[Data listing]
+++++
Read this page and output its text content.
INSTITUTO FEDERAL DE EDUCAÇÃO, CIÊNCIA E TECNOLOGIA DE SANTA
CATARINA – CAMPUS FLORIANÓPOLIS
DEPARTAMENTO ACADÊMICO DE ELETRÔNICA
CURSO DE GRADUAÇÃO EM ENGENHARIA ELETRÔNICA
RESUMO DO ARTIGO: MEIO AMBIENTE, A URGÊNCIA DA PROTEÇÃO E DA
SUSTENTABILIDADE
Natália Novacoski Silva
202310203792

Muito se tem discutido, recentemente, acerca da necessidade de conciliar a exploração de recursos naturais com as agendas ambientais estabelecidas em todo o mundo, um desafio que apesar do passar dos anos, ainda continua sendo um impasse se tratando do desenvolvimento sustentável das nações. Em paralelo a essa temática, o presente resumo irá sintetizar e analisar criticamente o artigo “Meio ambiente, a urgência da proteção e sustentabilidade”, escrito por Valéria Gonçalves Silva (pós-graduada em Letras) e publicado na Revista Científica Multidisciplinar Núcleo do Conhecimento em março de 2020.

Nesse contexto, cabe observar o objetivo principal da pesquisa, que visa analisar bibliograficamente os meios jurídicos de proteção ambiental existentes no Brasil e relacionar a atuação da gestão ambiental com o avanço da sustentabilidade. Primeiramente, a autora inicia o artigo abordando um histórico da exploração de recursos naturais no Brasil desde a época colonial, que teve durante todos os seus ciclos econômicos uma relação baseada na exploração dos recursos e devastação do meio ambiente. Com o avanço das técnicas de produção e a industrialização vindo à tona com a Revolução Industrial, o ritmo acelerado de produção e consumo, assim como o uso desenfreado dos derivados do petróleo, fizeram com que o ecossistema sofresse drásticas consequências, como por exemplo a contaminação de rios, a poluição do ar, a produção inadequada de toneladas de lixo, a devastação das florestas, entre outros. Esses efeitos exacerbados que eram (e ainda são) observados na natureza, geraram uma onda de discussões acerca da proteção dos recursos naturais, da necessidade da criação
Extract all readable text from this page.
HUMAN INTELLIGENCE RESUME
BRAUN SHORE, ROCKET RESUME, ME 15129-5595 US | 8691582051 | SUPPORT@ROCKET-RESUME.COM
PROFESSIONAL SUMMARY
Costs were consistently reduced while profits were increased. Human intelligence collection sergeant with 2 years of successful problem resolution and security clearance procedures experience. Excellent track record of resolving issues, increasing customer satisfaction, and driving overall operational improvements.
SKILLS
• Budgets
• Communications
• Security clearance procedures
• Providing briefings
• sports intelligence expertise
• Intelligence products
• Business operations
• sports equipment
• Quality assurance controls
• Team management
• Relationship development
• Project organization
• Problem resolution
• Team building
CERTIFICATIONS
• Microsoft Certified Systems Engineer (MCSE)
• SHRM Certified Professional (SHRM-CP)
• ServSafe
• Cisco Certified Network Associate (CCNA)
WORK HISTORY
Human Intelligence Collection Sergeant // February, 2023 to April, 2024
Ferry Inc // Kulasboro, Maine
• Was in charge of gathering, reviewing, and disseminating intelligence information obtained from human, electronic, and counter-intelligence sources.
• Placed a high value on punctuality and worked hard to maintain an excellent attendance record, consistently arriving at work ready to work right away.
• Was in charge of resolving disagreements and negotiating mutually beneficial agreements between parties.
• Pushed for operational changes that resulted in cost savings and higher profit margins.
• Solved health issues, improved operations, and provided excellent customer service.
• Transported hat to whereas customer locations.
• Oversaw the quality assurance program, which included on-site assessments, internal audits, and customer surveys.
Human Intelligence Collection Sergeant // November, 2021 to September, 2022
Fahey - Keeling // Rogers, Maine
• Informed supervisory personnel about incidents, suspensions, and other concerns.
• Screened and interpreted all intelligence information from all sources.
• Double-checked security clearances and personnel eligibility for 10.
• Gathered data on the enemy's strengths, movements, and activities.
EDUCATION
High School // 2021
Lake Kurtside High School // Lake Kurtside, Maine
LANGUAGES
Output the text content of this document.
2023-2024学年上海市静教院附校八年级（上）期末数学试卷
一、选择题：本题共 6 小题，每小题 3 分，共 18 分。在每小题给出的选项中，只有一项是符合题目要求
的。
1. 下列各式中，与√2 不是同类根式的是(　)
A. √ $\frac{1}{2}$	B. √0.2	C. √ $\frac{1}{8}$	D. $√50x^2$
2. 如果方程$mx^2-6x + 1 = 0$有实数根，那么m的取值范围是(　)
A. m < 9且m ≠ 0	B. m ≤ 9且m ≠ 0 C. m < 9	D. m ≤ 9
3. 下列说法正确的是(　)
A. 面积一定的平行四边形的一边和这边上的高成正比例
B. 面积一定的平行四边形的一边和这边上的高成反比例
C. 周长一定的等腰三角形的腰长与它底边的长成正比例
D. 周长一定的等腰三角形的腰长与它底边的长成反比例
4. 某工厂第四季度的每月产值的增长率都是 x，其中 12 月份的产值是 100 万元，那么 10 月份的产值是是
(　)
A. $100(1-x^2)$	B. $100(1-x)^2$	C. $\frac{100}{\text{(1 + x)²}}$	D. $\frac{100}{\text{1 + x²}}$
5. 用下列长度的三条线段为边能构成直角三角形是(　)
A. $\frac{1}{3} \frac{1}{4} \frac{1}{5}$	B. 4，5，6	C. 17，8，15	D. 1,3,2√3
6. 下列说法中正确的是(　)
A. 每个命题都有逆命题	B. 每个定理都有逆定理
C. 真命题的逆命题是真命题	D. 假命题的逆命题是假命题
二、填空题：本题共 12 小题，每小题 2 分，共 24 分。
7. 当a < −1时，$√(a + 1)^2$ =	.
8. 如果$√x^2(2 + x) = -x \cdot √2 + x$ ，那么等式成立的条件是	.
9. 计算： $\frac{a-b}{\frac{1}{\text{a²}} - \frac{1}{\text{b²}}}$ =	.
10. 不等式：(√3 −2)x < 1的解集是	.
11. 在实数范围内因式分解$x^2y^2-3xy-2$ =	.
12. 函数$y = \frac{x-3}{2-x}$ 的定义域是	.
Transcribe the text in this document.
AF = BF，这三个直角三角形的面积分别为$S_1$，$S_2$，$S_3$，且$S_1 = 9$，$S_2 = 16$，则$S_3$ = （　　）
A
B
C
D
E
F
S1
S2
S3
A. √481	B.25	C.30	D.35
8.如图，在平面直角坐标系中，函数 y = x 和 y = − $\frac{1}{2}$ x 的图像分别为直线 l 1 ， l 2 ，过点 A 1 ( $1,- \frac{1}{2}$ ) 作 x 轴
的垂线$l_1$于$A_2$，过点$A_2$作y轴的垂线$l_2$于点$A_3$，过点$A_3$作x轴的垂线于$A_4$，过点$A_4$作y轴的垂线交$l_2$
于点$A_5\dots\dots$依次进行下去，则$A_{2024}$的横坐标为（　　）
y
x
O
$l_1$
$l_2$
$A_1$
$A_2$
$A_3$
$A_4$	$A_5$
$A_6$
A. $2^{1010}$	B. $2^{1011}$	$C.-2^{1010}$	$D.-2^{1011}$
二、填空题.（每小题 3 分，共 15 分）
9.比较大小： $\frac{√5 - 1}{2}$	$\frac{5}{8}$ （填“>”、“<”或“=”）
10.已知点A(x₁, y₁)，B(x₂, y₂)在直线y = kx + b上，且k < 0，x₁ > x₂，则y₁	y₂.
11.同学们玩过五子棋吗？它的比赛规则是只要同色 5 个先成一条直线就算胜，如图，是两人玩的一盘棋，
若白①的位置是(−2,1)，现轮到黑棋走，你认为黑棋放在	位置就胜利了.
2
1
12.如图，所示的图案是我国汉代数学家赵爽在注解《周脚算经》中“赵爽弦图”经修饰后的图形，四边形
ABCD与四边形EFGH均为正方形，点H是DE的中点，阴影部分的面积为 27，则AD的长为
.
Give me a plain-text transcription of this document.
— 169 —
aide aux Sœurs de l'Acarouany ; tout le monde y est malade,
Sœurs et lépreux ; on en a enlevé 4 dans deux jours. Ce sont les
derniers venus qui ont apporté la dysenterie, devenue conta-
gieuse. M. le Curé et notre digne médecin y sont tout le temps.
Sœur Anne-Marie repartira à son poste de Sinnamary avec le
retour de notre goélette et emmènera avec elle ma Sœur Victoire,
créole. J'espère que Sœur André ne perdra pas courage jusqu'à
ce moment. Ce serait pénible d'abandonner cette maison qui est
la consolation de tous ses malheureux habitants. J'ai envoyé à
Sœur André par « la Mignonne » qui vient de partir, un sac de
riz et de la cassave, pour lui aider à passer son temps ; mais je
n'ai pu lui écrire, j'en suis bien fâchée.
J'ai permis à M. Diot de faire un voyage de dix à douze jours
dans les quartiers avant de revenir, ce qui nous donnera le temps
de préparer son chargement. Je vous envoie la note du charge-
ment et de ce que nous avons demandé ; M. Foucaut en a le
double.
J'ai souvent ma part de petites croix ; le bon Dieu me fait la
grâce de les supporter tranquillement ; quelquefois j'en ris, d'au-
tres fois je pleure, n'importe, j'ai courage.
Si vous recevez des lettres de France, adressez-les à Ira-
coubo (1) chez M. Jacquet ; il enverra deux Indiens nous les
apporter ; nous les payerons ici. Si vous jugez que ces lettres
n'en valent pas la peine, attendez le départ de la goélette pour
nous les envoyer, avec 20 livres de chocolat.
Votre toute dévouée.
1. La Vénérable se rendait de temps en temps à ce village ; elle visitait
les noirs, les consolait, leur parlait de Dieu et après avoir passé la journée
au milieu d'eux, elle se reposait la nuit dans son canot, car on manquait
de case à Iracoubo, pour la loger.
+++++
**AIM OF THE EXERCISE:**
Tally the lines holding the string "sont" and give only the count.

**WRITTEN RESPONSE:**
2